[Start Extracted records]

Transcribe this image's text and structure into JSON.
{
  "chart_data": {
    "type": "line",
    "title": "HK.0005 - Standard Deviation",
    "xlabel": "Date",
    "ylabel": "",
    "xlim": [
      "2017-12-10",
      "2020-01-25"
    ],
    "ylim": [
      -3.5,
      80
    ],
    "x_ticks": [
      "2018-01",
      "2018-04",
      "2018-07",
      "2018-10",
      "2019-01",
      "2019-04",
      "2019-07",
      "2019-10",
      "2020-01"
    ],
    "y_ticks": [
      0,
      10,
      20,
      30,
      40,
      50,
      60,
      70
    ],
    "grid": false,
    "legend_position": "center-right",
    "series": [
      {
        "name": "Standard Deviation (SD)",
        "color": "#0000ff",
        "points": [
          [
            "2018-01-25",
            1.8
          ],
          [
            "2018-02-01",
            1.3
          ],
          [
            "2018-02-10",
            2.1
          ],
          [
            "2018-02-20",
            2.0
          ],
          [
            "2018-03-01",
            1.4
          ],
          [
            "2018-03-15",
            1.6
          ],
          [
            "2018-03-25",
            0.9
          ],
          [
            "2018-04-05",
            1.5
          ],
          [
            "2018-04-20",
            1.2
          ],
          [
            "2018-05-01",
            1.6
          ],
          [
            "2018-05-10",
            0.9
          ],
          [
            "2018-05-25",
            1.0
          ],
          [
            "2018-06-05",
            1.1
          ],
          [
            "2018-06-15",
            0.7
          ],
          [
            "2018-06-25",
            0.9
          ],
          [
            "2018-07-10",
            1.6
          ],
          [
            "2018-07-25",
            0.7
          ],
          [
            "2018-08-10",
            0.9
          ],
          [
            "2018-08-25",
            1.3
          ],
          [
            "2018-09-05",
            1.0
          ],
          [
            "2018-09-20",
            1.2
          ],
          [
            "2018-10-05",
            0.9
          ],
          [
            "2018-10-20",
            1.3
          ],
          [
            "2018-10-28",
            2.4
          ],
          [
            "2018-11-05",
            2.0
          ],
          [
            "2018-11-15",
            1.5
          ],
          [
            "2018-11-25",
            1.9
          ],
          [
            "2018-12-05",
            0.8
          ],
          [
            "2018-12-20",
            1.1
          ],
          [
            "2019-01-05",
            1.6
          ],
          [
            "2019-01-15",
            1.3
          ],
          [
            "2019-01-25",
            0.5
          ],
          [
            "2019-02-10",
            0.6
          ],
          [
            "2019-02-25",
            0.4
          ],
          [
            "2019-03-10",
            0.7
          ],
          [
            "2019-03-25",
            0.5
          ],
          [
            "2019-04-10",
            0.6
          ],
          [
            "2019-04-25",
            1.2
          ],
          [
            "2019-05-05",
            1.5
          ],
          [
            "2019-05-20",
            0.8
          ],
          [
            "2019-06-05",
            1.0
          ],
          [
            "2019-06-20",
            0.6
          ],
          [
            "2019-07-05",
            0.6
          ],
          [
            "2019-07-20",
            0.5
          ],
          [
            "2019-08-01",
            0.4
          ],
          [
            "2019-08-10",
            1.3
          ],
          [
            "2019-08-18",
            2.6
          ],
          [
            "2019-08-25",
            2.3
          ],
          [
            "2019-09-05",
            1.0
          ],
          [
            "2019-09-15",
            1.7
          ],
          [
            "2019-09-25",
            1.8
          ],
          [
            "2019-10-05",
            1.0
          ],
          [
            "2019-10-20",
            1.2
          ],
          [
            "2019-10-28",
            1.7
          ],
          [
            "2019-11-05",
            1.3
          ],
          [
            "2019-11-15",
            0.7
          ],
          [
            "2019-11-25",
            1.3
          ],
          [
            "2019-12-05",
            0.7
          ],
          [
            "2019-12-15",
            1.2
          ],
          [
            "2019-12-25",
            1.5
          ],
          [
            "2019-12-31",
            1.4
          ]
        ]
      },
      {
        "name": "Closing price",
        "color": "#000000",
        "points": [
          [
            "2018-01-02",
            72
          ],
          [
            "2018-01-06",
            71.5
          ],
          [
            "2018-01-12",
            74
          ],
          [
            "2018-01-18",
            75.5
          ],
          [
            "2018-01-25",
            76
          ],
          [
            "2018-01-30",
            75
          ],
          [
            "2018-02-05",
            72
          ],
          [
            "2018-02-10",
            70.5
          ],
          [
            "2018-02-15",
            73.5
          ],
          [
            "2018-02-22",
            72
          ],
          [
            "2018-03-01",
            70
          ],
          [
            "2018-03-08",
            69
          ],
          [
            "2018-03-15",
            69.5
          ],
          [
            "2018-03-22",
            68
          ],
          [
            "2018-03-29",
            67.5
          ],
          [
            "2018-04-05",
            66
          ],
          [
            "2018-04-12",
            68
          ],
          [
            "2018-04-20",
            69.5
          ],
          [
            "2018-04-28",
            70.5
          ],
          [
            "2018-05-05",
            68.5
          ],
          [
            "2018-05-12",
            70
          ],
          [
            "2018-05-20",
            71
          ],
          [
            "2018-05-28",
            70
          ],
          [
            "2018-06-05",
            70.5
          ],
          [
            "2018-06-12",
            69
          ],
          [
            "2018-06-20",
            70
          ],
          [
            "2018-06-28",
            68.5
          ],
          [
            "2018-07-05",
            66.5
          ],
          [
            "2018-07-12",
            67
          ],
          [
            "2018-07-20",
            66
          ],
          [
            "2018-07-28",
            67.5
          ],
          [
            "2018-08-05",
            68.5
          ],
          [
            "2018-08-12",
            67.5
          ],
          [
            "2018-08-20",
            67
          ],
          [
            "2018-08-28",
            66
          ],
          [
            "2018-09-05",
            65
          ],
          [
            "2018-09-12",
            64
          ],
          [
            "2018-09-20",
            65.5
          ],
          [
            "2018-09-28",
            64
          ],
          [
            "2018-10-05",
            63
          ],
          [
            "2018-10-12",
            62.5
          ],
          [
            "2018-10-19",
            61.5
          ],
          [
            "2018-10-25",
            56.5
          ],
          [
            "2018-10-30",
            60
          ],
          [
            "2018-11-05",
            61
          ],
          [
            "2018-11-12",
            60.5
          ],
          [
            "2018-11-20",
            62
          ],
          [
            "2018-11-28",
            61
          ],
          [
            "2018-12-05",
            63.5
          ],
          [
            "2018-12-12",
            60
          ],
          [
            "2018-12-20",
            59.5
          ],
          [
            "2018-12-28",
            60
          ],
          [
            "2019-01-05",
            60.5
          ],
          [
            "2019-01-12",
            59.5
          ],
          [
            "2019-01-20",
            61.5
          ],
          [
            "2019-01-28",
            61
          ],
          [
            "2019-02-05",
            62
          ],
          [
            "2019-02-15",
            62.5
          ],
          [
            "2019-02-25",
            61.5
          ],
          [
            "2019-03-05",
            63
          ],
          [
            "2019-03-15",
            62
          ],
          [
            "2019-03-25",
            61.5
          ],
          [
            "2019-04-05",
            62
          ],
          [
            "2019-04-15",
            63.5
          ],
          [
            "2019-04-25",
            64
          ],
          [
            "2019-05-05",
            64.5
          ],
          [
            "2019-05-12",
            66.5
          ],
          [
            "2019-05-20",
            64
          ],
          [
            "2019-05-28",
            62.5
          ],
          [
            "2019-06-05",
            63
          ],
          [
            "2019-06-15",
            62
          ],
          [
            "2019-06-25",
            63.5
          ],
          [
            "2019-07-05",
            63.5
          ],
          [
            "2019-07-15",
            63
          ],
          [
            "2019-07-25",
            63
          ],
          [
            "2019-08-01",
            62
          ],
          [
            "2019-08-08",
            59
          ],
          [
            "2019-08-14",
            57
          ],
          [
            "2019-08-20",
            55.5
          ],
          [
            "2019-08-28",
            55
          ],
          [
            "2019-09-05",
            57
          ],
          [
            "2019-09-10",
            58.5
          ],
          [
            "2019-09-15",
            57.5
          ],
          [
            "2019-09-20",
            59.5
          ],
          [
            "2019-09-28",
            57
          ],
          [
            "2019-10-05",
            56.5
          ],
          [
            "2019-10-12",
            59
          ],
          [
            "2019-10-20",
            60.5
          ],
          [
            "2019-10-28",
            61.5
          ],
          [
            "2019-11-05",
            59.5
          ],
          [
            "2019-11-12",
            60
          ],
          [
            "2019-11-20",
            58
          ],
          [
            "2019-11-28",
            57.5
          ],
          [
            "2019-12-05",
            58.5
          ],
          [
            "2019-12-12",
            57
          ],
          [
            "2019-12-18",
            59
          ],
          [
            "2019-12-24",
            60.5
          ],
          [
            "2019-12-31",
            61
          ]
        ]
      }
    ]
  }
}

[End Extracted records]

Written request -> Extract each line holding the string "Standard".

Exercise solution ->
    "title": "HK.0005 - Standard Deviation",
        "name": "Standard Deviation (SD)",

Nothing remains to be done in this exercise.